Raw records:
★ ★ ★ ★
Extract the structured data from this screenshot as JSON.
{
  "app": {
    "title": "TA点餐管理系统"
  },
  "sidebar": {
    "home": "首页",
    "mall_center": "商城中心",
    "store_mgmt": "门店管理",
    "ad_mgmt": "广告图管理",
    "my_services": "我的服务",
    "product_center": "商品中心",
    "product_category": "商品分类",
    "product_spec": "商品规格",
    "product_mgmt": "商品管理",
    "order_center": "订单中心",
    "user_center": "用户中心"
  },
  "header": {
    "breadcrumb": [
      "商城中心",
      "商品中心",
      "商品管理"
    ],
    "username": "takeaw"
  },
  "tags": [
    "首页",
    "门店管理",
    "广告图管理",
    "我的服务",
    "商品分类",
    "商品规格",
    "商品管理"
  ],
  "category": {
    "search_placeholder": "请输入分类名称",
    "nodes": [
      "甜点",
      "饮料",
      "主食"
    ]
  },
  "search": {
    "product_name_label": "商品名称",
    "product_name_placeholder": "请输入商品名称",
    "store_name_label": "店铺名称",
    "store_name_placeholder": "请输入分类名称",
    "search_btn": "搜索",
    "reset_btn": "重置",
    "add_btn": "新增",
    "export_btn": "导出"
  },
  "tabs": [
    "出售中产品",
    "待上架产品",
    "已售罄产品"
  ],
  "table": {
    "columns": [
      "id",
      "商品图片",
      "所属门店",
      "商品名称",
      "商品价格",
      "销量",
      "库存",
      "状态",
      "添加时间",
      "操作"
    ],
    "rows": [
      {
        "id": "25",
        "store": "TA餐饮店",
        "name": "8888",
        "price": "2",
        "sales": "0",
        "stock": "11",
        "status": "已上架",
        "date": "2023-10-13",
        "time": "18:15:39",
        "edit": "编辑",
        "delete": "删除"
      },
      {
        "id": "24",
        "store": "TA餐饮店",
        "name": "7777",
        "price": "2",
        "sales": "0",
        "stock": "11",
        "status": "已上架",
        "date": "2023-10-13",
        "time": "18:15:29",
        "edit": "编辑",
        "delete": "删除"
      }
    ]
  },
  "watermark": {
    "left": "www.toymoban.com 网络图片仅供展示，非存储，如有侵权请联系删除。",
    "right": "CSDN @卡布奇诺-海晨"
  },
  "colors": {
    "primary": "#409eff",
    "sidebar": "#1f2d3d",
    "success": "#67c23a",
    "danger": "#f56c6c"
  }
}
★ ★ ★ ★
* **Exercise goal**
Output every entry shown above, exactly.

* **Final result**
Extract the structured data from this screenshot as JSON.
{
  "app": {
    "title": "TA点餐管理系统"
  },
  "sidebar": {
    "home": "首页",
    "mall_center": "商城中心",
    "store_mgmt": "门店管理",
    "ad_mgmt": "广告图管理",
    "my_services": "我的服务",
    "product_center": "商品中心",
    "product_category": "商品分类",
    "product_spec": "商品规格",
    "product_mgmt": "商品管理",
    "order_center": "订单中心",
    "user_center": "用户中心"
  },
  "header": {
    "breadcrumb": [
      "商城中心",
      "商品中心",
      "商品管理"
    ],
    "username": "takeaw"
  },
  "tags": [
    "首页",
    "门店管理",
    "广告图管理",
    "我的服务",
    "商品分类",
    "商品规格",
    "商品管理"
  ],
  "category": {
    "search_placeholder": "请输入分类名称",
    "nodes": [
      "甜点",
      "饮料",
      "主食"
    ]
  },
  "search": {
    "product_name_label": "商品名称",
    "product_name_placeholder": "请输入商品名称",
    "store_name_label": "店铺名称",
    "store_name_placeholder": "请输入分类名称",
    "search_btn": "搜索",
    "reset_btn": "重置",
    "add_btn": "新增",
    "export_btn": "导出"
  },
  "tabs": [
    "出售中产品",
    "待上架产品",
    "已售罄产品"
  ],
  "table": {
    "columns": [
      "id",
      "商品图片",
      "所属门店",
      "商品名称",
      "商品价格",
      "销量",
      "库存",
      "状态",
      "添加时间",
      "操作"
    ],
    "rows": [
      {
        "id": "25",
        "store": "TA餐饮店",
        "name": "8888",
        "price": "2",
        "sales": "0",
        "stock": "11",
        "status": "已上架",
        "date": "2023-10-13",
        "time": "18:15:39",
        "edit": "编辑",
        "delete": "删除"
      },
      {
        "id": "24",
        "store": "TA餐饮店",
        "name": "7777",
        "price": "2",
        "sales": "0",
        "stock": "11",
        "status": "已上架",
        "date": "2023-10-13",
        "time": "18:15:29",
        "edit": "编辑",
        "delete": "删除"
      }
    ]
  },
  "watermark": {
    "left": "www.toymoban.com 网络图片仅供展示，非存储，如有侵权请联系删除。",
    "right": "CSDN @卡布奇诺-海晨"
  },
  "colors": {
    "primary": "#409eff",
    "sidebar": "#1f2d3d",
    "success": "#67c23a",
    "danger": "#f56c6c"
  }
}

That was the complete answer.